Look for "name" in each line of the entries, and return the matching lines.

★ ★ ★

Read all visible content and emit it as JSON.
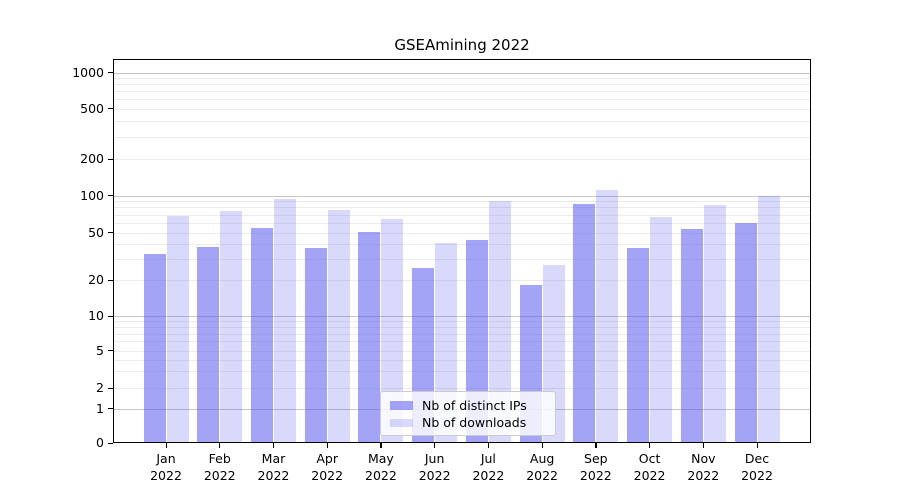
{
  "title": "GSEAmining 2022",
  "chart_data": {
    "type": "bar",
    "title": "GSEAmining 2022",
    "categories": [
      "Jan 2022",
      "Feb 2022",
      "Mar 2022",
      "Apr 2022",
      "May 2022",
      "Jun 2022",
      "Jul 2022",
      "Aug 2022",
      "Sep 2022",
      "Oct 2022",
      "Nov 2022",
      "Dec 2022"
    ],
    "x_tick_months": [
      "Jan",
      "Feb",
      "Mar",
      "Apr",
      "May",
      "Jun",
      "Jul",
      "Aug",
      "Sep",
      "Oct",
      "Nov",
      "Dec"
    ],
    "x_tick_year": "2022",
    "series": [
      {
        "name": "Nb of distinct IPs",
        "values": [
          33,
          38,
          55,
          37,
          51,
          25,
          43,
          18,
          86,
          37,
          54,
          60
        ],
        "color": "#a7a7f8",
        "fill": "rgba(90,90,240,0.55)"
      },
      {
        "name": "Nb of downloads",
        "values": [
          68,
          75,
          94,
          76,
          65,
          41,
          90,
          27,
          111,
          67,
          83,
          100
        ],
        "color": "#d9d9fa",
        "fill": "rgba(90,90,240,0.23)"
      }
    ],
    "xlabel": "",
    "ylabel": "",
    "yscale": "symlog",
    "ylim": [
      0,
      1500
    ],
    "y_ticks": [
      0,
      1,
      2,
      5,
      10,
      20,
      50,
      100,
      200,
      500,
      1000
    ],
    "y_tick_labels": [
      "0",
      "1",
      "2",
      "5",
      "10",
      "20",
      "50",
      "100",
      "200",
      "500",
      "1000"
    ],
    "grid": "horizontal major and log-minor gridlines",
    "legend_position": "lower center"
  },
  "legend": {
    "items": [
      {
        "label": "Nb of distinct IPs",
        "fill": "rgba(90,90,240,0.55)"
      },
      {
        "label": "Nb of downloads",
        "fill": "rgba(90,90,240,0.23)"
      }
    ]
  },
  "colors": {
    "bar_ips": "#a7a7f8",
    "bar_downloads": "#d9d9fa",
    "grid_major": "#c6c6c6",
    "grid_minor": "#ebebeb",
    "spine": "#000000",
    "background": "#ffffff"
  }
}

★ ★ ★

**Written answer:**
        "name": "Nb of distinct IPs",
        "name": "Nb of downloads",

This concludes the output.